**Available records**:
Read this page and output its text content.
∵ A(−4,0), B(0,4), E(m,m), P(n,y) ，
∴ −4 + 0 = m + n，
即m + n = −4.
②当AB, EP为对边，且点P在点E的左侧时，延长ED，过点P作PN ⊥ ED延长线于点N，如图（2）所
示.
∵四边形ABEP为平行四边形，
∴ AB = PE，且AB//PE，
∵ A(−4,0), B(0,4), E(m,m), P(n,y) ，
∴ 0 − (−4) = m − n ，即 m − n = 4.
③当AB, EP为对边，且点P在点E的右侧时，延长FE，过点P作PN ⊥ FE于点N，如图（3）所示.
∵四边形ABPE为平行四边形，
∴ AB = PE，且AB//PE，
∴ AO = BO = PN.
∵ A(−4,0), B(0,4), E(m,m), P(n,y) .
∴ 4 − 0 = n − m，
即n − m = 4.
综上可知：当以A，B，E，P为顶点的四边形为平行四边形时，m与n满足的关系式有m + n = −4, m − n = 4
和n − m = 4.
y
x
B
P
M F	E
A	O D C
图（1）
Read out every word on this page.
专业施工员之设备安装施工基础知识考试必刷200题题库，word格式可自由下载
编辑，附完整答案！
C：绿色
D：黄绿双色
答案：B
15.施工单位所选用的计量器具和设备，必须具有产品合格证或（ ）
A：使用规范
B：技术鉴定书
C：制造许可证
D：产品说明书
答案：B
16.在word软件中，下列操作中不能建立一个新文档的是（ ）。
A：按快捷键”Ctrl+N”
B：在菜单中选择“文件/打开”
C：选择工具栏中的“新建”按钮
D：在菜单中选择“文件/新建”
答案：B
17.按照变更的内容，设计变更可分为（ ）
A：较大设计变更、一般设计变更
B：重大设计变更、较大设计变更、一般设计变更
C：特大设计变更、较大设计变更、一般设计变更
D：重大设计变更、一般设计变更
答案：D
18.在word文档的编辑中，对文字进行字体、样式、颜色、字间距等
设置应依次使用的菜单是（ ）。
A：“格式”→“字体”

**What is needed**: Write the data from above out again, exactly.

**Response to the task**:
Read this page and output its text content.
∵ A(−4,0), B(0,4), E(m,m), P(n,y) ，
∴ −4 + 0 = m + n，
即m + n = −4.
②当AB, EP为对边，且点P在点E的左侧时，延长ED，过点P作PN ⊥ ED延长线于点N，如图（2）所
示.
∵四边形ABEP为平行四边形，
∴ AB = PE，且AB//PE，
∵ A(−4,0), B(0,4), E(m,m), P(n,y) ，
∴ 0 − (−4) = m − n ，即 m − n = 4.
③当AB, EP为对边，且点P在点E的右侧时，延长FE，过点P作PN ⊥ FE于点N，如图（3）所示.
∵四边形ABPE为平行四边形，
∴ AB = PE，且AB//PE，
∴ AO = BO = PN.
∵ A(−4,0), B(0,4), E(m,m), P(n,y) .
∴ 4 − 0 = n − m，
即n − m = 4.
综上可知：当以A，B，E，P为顶点的四边形为平行四边形时，m与n满足的关系式有m + n = −4, m − n = 4
和n − m = 4.
y
x
B
P
M F	E
A	O D C
图（1）
Read out every word on this page.
专业施工员之设备安装施工基础知识考试必刷200题题库，word格式可自由下载
编辑，附完整答案！
C：绿色
D：黄绿双色
答案：B
15.施工单位所选用的计量器具和设备，必须具有产品合格证或（ ）
A：使用规范
B：技术鉴定书
C：制造许可证
D：产品说明书
答案：B
16.在word软件中，下列操作中不能建立一个新文档的是（ ）。
A：按快捷键”Ctrl+N”
B：在菜单中选择“文件/打开”
C：选择工具栏中的“新建”按钮
D：在菜单中选择“文件/新建”
答案：B
17.按照变更的内容，设计变更可分为（ ）
A：较大设计变更、一般设计变更
B：重大设计变更、较大设计变更、一般设计变更
C：特大设计变更、较大设计变更、一般设计变更
D：重大设计变更、一般设计变更
答案：D
18.在word文档的编辑中，对文字进行字体、样式、颜色、字间距等
设置应依次使用的菜单是（ ）。
A：“格式”→“字体”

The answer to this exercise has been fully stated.